Written exercise: Exactly reproduce each record listed below.

Excerpts from a figure dataset
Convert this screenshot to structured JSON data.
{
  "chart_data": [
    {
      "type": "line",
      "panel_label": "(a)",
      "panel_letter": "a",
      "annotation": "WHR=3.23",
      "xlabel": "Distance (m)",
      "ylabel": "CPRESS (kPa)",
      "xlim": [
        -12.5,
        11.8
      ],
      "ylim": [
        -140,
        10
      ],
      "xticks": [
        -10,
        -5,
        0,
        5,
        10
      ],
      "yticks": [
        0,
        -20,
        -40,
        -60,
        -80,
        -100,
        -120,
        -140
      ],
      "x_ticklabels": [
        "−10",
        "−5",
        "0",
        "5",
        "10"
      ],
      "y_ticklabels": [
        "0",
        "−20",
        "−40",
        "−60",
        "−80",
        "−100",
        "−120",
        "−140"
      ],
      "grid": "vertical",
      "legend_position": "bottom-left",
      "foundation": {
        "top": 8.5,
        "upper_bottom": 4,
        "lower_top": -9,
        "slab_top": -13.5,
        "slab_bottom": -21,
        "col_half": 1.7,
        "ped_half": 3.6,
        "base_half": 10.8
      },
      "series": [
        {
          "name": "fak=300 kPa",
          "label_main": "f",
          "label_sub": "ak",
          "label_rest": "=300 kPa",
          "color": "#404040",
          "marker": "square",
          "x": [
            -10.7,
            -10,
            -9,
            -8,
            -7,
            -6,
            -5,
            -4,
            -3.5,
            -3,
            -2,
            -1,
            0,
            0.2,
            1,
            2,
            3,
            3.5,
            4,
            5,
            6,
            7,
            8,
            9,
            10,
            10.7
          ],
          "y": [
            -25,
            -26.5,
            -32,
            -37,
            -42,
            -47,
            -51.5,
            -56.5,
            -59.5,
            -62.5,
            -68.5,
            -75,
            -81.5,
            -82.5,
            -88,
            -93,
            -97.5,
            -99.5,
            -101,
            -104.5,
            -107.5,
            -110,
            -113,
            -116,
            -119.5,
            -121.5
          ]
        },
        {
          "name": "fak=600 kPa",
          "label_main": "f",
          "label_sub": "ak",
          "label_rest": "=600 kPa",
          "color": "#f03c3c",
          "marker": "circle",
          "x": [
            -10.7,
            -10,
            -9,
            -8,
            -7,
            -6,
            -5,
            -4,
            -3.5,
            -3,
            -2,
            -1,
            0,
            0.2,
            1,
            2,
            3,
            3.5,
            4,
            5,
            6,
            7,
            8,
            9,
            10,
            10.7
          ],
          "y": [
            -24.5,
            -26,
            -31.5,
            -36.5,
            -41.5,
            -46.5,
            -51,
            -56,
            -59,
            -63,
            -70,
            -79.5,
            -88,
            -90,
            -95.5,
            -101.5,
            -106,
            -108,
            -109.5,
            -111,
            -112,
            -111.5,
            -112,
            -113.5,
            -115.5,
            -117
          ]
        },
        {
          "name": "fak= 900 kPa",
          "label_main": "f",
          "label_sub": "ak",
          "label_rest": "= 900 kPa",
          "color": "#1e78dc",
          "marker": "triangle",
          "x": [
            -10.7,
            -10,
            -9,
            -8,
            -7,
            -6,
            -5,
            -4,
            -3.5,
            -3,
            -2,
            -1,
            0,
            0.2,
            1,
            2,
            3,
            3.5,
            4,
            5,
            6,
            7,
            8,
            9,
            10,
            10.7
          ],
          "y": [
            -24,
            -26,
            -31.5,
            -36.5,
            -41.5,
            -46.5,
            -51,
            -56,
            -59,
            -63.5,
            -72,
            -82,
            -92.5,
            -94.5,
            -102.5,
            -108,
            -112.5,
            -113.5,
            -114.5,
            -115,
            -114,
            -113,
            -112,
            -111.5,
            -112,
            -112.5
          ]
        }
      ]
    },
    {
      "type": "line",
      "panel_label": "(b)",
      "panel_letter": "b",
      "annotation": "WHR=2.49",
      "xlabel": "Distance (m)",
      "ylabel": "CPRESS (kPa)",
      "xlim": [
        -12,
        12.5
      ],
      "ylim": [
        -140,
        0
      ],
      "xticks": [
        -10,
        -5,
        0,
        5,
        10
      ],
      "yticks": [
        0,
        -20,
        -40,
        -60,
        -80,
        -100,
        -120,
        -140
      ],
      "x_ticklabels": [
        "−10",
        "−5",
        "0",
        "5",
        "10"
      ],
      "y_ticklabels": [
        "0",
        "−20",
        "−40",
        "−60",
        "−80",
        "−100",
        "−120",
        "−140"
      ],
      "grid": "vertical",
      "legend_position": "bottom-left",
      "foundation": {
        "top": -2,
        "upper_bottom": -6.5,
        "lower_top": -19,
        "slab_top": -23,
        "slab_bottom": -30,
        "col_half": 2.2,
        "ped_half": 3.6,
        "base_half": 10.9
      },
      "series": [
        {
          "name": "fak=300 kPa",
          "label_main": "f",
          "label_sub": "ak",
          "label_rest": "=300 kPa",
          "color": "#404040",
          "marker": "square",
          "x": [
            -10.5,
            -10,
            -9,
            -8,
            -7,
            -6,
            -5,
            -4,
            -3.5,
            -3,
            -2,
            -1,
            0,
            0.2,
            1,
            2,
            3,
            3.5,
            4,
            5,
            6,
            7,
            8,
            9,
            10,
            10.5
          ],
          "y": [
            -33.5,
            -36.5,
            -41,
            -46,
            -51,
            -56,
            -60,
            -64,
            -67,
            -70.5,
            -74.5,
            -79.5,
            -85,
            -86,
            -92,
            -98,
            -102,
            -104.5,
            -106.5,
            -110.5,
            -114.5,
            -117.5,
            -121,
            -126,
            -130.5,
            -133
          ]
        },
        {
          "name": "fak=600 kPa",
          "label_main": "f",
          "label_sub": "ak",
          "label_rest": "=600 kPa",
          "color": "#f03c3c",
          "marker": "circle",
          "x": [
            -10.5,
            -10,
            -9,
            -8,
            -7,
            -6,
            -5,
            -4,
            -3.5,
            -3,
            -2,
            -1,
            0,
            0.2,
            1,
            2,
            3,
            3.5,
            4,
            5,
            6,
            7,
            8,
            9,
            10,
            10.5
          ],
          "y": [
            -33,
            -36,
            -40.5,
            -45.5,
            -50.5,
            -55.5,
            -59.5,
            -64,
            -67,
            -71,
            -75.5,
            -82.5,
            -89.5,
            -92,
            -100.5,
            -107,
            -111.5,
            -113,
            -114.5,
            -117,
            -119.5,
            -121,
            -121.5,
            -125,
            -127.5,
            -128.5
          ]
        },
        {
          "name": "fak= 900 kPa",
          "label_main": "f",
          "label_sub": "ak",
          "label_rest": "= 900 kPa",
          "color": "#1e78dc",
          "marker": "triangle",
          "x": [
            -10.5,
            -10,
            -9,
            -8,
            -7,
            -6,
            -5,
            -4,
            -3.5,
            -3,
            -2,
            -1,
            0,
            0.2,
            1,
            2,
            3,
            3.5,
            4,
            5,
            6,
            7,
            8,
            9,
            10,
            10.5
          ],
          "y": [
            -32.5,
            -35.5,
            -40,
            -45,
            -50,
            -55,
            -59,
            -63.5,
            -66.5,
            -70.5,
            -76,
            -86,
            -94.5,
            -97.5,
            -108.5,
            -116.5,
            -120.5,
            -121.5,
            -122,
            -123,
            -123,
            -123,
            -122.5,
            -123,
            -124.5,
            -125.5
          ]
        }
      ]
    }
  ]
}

Task answer:
Convert this screenshot to structured JSON data.
{
  "chart_data": [
    {
      "type": "line",
      "panel_label": "(a)",
      "panel_letter": "a",
      "annotation": "WHR=3.23",
      "xlabel": "Distance (m)",
      "ylabel": "CPRESS (kPa)",
      "xlim": [
        -12.5,
        11.8
      ],
      "ylim": [
        -140,
        10
      ],
      "xticks": [
        -10,
        -5,
        0,
        5,
        10
      ],
      "yticks": [
        0,
        -20,
        -40,
        -60,
        -80,
        -100,
        -120,
        -140
      ],
      "x_ticklabels": [
        "−10",
        "−5",
        "0",
        "5",
        "10"
      ],
      "y_ticklabels": [
        "0",
        "−20",
        "−40",
        "−60",
        "−80",
        "−100",
        "−120",
        "−140"
      ],
      "grid": "vertical",
      "legend_position": "bottom-left",
      "foundation": {
        "top": 8.5,
        "upper_bottom": 4,
        "lower_top": -9,
        "slab_top": -13.5,
        "slab_bottom": -21,
        "col_half": 1.7,
        "ped_half": 3.6,
        "base_half": 10.8
      },
      "series": [
        {
          "name": "fak=300 kPa",
          "label_main": "f",
          "label_sub": "ak",
          "label_rest": "=300 kPa",
          "color": "#404040",
          "marker": "square",
          "x": [
            -10.7,
            -10,
            -9,
            -8,
            -7,
            -6,
            -5,
            -4,
            -3.5,
            -3,
            -2,
            -1,
            0,
            0.2,
            1,
            2,
            3,
            3.5,
            4,
            5,
            6,
            7,
            8,
            9,
            10,
            10.7
          ],
          "y": [
            -25,
            -26.5,
            -32,
            -37,
            -42,
            -47,
            -51.5,
            -56.5,
            -59.5,
            -62.5,
            -68.5,
            -75,
            -81.5,
            -82.5,
            -88,
            -93,
            -97.5,
            -99.5,
            -101,
            -104.5,
            -107.5,
            -110,
            -113,
            -116,
            -119.5,
            -121.5
          ]
        },
        {
          "name": "fak=600 kPa",
          "label_main": "f",
          "label_sub": "ak",
          "label_rest": "=600 kPa",
          "color": "#f03c3c",
          "marker": "circle",
          "x": [
            -10.7,
            -10,
            -9,
            -8,
            -7,
            -6,
            -5,
            -4,
            -3.5,
            -3,
            -2,
            -1,
            0,
            0.2,
            1,
            2,
            3,
            3.5,
            4,
            5,
            6,
            7,
            8,
            9,
            10,
            10.7
          ],
          "y": [
            -24.5,
            -26,
            -31.5,
            -36.5,
            -41.5,
            -46.5,
            -51,
            -56,
            -59,
            -63,
            -70,
            -79.5,
            -88,
            -90,
            -95.5,
            -101.5,
            -106,
            -108,
            -109.5,
            -111,
            -112,
            -111.5,
            -112,
            -113.5,
            -115.5,
            -117
          ]
        },
        {
          "name": "fak= 900 kPa",
          "label_main": "f",
          "label_sub": "ak",
          "label_rest": "= 900 kPa",
          "color": "#1e78dc",
          "marker": "triangle",
          "x": [
            -10.7,
            -10,
            -9,
            -8,
            -7,
            -6,
            -5,
            -4,
            -3.5,
            -3,
            -2,
            -1,
            0,
            0.2,
            1,
            2,
            3,
            3.5,
            4,
            5,
            6,
            7,
            8,
            9,
            10,
            10.7
          ],
          "y": [
            -24,
            -26,
            -31.5,
            -36.5,
            -41.5,
            -46.5,
            -51,
            -56,
            -59,
            -63.5,
            -72,
            -82,
            -92.5,
            -94.5,
            -102.5,
            -108,
            -112.5,
            -113.5,
            -114.5,
            -115,
            -114,
            -113,
            -112,
            -111.5,
            -112,
            -112.5
          ]
        }
      ]
    },
    {
      "type": "line",
      "panel_label": "(b)",
      "panel_letter": "b",
      "annotation": "WHR=2.49",
      "xlabel": "Distance (m)",
      "ylabel": "CPRESS (kPa)",
      "xlim": [
        -12,
        12.5
      ],
      "ylim": [
        -140,
        0
      ],
      "xticks": [
        -10,
        -5,
        0,
        5,
        10
      ],
      "yticks": [
        0,
        -20,
        -40,
        -60,
        -80,
        -100,
        -120,
        -140
      ],
      "x_ticklabels": [
        "−10",
        "−5",
        "0",
        "5",
        "10"
      ],
      "y_ticklabels": [
        "0",
        "−20",
        "−40",
        "−60",
        "−80",
        "−100",
        "−120",
        "−140"
      ],
      "grid": "vertical",
      "legend_position": "bottom-left",
      "foundation": {
        "top": -2,
        "upper_bottom": -6.5,
        "lower_top": -19,
        "slab_top": -23,
        "slab_bottom": -30,
        "col_half": 2.2,
        "ped_half": 3.6,
        "base_half": 10.9
      },
      "series": [
        {
          "name": "fak=300 kPa",
          "label_main": "f",
          "label_sub": "ak",
          "label_rest": "=300 kPa",
          "color": "#404040",
          "marker": "square",
          "x": [
            -10.5,
            -10,
            -9,
            -8,
            -7,
            -6,
            -5,
            -4,
            -3.5,
            -3,
            -2,
            -1,
            0,
            0.2,
            1,
            2,
            3,
            3.5,
            4,
            5,
            6,
            7,
            8,
            9,
            10,
            10.5
          ],
          "y": [
            -33.5,
            -36.5,
            -41,
            -46,
            -51,
            -56,
            -60,
            -64,
            -67,
            -70.5,
            -74.5,
            -79.5,
            -85,
            -86,
            -92,
            -98,
            -102,
            -104.5,
            -106.5,
            -110.5,
            -114.5,
            -117.5,
            -121,
            -126,
            -130.5,
            -133
          ]
        },
        {
          "name": "fak=600 kPa",
          "label_main": "f",
          "label_sub": "ak",
          "label_rest": "=600 kPa",
          "color": "#f03c3c",
          "marker": "circle",
          "x": [
            -10.5,
            -10,
            -9,
            -8,
            -7,
            -6,
            -5,
            -4,
            -3.5,
            -3,
            -2,
            -1,
            0,
            0.2,
            1,
            2,
            3,
            3.5,
            4,
            5,
            6,
            7,
            8,
            9,
            10,
            10.5
          ],
          "y": [
            -33,
            -36,
            -40.5,
            -45.5,
            -50.5,
            -55.5,
            -59.5,
            -64,
            -67,
            -71,
            -75.5,
            -82.5,
            -89.5,
            -92,
            -100.5,
            -107,
            -111.5,
            -113,
            -114.5,
            -117,
            -119.5,
            -121,
            -121.5,
            -125,
            -127.5,
            -128.5
          ]
        },
        {
          "name": "fak= 900 kPa",
          "label_main": "f",
          "label_sub": "ak",
          "label_rest": "= 900 kPa",
          "color": "#1e78dc",
          "marker": "triangle",
          "x": [
            -10.5,
            -10,
            -9,
            -8,
            -7,
            -6,
            -5,
            -4,
            -3.5,
            -3,
            -2,
            -1,
            0,
            0.2,
            1,
            2,
            3,
            3.5,
            4,
            5,
            6,
            7,
            8,
            9,
            10,
            10.5
          ],
          "y": [
            -32.5,
            -35.5,
            -40,
            -45,
            -50,
            -55,
            -59,
            -63.5,
            -66.5,
            -70.5,
            -76,
            -86,
            -94.5,
            -97.5,
            -108.5,
            -116.5,
            -120.5,
            -121.5,
            -122,
            -123,
            -123,
            -123,
            -122.5,
            -123,
            -124.5,
            -125.5
          ]
        }
      ]
    }
  ]
}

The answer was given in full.